**** Data lines

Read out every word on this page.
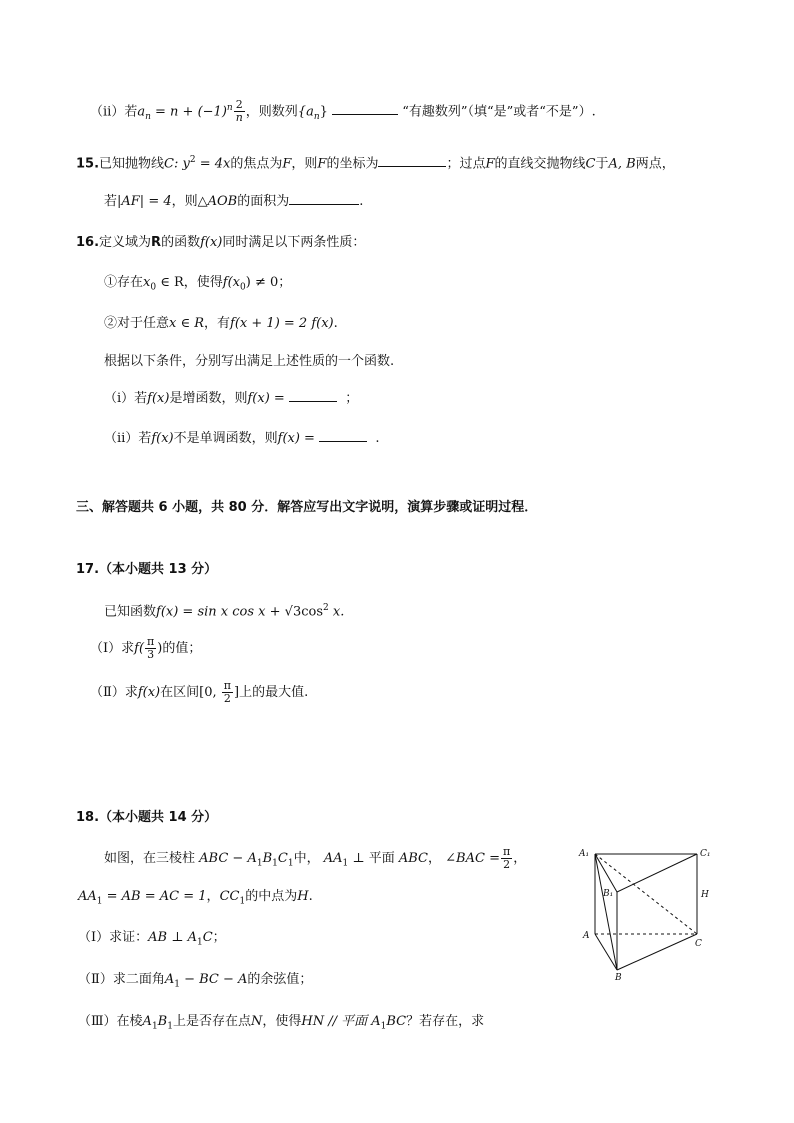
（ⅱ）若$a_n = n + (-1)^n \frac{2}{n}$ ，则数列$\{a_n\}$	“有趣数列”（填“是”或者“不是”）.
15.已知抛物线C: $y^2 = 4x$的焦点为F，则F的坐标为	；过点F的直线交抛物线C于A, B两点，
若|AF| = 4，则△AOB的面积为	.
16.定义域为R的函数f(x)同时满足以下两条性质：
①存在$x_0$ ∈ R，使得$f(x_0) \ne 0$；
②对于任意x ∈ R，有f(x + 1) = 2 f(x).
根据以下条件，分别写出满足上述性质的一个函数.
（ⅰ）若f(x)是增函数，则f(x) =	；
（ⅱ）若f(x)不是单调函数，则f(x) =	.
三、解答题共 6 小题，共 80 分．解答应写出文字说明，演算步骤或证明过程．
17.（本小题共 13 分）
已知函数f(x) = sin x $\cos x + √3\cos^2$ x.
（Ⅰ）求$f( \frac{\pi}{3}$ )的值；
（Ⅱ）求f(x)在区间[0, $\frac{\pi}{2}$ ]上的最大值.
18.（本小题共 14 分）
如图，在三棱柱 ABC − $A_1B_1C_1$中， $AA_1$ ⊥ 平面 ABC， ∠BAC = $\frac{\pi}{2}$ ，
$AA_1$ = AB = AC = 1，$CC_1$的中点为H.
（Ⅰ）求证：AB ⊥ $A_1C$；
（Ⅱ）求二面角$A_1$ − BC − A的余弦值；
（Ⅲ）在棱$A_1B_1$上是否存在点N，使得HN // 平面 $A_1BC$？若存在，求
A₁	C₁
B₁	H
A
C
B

********
**** Data lines

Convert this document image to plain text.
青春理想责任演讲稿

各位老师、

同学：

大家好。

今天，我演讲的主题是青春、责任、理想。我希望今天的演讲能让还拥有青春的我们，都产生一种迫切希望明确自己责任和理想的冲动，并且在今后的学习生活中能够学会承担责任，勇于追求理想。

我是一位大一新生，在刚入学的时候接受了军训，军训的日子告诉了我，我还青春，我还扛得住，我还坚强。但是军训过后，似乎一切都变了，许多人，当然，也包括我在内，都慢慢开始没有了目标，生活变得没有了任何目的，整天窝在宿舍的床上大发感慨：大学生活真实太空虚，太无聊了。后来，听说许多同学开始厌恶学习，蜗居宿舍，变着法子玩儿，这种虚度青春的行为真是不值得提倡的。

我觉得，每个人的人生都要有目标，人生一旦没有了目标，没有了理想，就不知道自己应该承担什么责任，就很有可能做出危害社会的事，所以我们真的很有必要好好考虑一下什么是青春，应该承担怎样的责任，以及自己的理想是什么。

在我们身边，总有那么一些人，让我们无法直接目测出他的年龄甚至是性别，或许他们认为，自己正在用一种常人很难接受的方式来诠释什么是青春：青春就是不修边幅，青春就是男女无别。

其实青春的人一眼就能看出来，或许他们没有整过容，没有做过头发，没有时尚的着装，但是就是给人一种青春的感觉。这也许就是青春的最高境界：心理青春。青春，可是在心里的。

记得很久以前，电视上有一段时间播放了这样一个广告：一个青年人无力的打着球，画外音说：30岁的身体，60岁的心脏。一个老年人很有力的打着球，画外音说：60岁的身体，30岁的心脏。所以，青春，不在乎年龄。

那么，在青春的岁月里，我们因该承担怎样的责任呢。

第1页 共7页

********

== What you are asked to do ==
Check each line of the records for "this" and copy the ones that contain it.

== Exercise result ==
Read out every word on this page.
Convert this document image to plain text.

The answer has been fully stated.